### REQUIREMENTS
Copy each line exactly. Leave nothing out.

### GIVEN ENTRIES
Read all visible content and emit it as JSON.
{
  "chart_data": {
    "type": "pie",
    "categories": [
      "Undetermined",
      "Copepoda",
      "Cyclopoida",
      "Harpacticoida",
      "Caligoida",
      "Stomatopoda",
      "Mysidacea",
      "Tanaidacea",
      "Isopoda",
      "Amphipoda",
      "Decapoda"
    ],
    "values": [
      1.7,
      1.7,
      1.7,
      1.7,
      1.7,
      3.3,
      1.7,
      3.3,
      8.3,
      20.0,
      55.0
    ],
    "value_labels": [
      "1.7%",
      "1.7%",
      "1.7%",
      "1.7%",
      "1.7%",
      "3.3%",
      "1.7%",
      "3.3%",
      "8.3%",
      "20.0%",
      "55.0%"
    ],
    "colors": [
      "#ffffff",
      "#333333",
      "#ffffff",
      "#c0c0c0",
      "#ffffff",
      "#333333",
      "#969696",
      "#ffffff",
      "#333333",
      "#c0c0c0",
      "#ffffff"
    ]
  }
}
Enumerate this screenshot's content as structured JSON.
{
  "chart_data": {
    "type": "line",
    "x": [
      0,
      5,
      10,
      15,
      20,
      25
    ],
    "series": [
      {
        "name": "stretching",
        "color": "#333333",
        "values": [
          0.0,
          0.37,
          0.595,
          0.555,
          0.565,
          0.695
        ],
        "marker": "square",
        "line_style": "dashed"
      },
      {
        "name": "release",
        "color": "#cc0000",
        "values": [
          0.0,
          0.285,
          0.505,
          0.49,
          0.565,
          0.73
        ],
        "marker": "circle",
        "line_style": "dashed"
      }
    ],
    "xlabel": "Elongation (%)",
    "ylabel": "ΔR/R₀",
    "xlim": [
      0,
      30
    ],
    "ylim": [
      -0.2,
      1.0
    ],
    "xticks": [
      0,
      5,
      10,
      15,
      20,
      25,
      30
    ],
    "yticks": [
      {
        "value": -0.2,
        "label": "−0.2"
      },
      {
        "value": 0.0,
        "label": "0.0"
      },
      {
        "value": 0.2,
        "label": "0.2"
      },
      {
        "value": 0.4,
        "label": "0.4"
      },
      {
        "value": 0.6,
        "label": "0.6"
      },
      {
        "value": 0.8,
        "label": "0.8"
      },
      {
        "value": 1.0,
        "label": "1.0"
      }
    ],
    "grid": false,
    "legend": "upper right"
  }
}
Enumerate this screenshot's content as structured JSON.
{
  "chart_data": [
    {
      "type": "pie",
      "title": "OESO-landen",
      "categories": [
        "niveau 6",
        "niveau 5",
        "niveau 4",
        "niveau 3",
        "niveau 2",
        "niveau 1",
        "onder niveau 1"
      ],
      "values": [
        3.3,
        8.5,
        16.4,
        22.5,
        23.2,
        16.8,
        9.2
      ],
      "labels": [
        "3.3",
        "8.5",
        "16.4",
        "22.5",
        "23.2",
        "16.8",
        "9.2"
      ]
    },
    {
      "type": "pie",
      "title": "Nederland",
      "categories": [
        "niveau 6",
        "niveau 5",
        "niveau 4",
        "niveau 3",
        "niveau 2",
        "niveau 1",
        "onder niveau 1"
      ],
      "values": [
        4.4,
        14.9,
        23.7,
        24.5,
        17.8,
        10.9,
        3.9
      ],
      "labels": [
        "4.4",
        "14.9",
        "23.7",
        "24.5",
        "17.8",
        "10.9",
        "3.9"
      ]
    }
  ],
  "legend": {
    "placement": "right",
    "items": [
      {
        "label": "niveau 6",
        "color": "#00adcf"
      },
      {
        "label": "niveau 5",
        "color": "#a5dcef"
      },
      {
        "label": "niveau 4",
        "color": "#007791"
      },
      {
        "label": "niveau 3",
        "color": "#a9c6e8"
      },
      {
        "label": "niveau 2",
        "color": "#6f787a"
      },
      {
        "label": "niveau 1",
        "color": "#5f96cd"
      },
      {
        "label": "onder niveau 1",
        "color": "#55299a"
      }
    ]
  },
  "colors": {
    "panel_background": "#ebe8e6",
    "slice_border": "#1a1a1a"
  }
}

### CORRECT RESULT
Read all visible content and emit it as JSON.
{
  "chart_data": {
    "type": "pie",
    "categories": [
      "Undetermined",
      "Copepoda",
      "Cyclopoida",
      "Harpacticoida",
      "Caligoida",
      "Stomatopoda",
      "Mysidacea",
      "Tanaidacea",
      "Isopoda",
      "Amphipoda",
      "Decapoda"
    ],
    "values": [
      1.7,
      1.7,
      1.7,
      1.7,
      1.7,
      3.3,
      1.7,
      3.3,
      8.3,
      20.0,
      55.0
    ],
    "value_labels": [
      "1.7%",
      "1.7%",
      "1.7%",
      "1.7%",
      "1.7%",
      "3.3%",
      "1.7%",
      "3.3%",
      "8.3%",
      "20.0%",
      "55.0%"
    ],
    "colors": [
      "#ffffff",
      "#333333",
      "#ffffff",
      "#c0c0c0",
      "#ffffff",
      "#333333",
      "#969696",
      "#ffffff",
      "#333333",
      "#c0c0c0",
      "#ffffff"
    ]
  }
}
Enumerate this screenshot's content as structured JSON.
{
  "chart_data": {
    "type": "line",
    "x": [
      0,
      5,
      10,
      15,
      20,
      25
    ],
    "series": [
      {
        "name": "stretching",
        "color": "#333333",
        "values": [
          0.0,
          0.37,
          0.595,
          0.555,
          0.565,
          0.695
        ],
        "marker": "square",
        "line_style": "dashed"
      },
      {
        "name": "release",
        "color": "#cc0000",
        "values": [
          0.0,
          0.285,
          0.505,
          0.49,
          0.565,
          0.73
        ],
        "marker": "circle",
        "line_style": "dashed"
      }
    ],
    "xlabel": "Elongation (%)",
    "ylabel": "ΔR/R₀",
    "xlim": [
      0,
      30
    ],
    "ylim": [
      -0.2,
      1.0
    ],
    "xticks": [
      0,
      5,
      10,
      15,
      20,
      25,
      30
    ],
    "yticks": [
      {
        "value": -0.2,
        "label": "−0.2"
      },
      {
        "value": 0.0,
        "label": "0.0"
      },
      {
        "value": 0.2,
        "label": "0.2"
      },
      {
        "value": 0.4,
        "label": "0.4"
      },
      {
        "value": 0.6,
        "label": "0.6"
      },
      {
        "value": 0.8,
        "label": "0.8"
      },
      {
        "value": 1.0,
        "label": "1.0"
      }
    ],
    "grid": false,
    "legend": "upper right"
  }
}
Enumerate this screenshot's content as structured JSON.
{
  "chart_data": [
    {
      "type": "pie",
      "title": "OESO-landen",
      "categories": [
        "niveau 6",
        "niveau 5",
        "niveau 4",
        "niveau 3",
        "niveau 2",
        "niveau 1",
        "onder niveau 1"
      ],
      "values": [
        3.3,
        8.5,
        16.4,
        22.5,
        23.2,
        16.8,
        9.2
      ],
      "labels": [
        "3.3",
        "8.5",
        "16.4",
        "22.5",
        "23.2",
        "16.8",
        "9.2"
      ]
    },
    {
      "type": "pie",
      "title": "Nederland",
      "categories": [
        "niveau 6",
        "niveau 5",
        "niveau 4",
        "niveau 3",
        "niveau 2",
        "niveau 1",
        "onder niveau 1"
      ],
      "values": [
        4.4,
        14.9,
        23.7,
        24.5,
        17.8,
        10.9,
        3.9
      ],
      "labels": [
        "4.4",
        "14.9",
        "23.7",
        "24.5",
        "17.8",
        "10.9",
        "3.9"
      ]
    }
  ],
  "legend": {
    "placement": "right",
    "items": [
      {
        "label": "niveau 6",
        "color": "#00adcf"
      },
      {
        "label": "niveau 5",
        "color": "#a5dcef"
      },
      {
        "label": "niveau 4",
        "color": "#007791"
      },
      {
        "label": "niveau 3",
        "color": "#a9c6e8"
      },
      {
        "label": "niveau 2",
        "color": "#6f787a"
      },
      {
        "label": "niveau 1",
        "color": "#5f96cd"
      },
      {
        "label": "onder niveau 1",
        "color": "#55299a"
      }
    ]
  },
  "colors": {
    "panel_background": "#ebe8e6",
    "slice_border": "#1a1a1a"
  }
}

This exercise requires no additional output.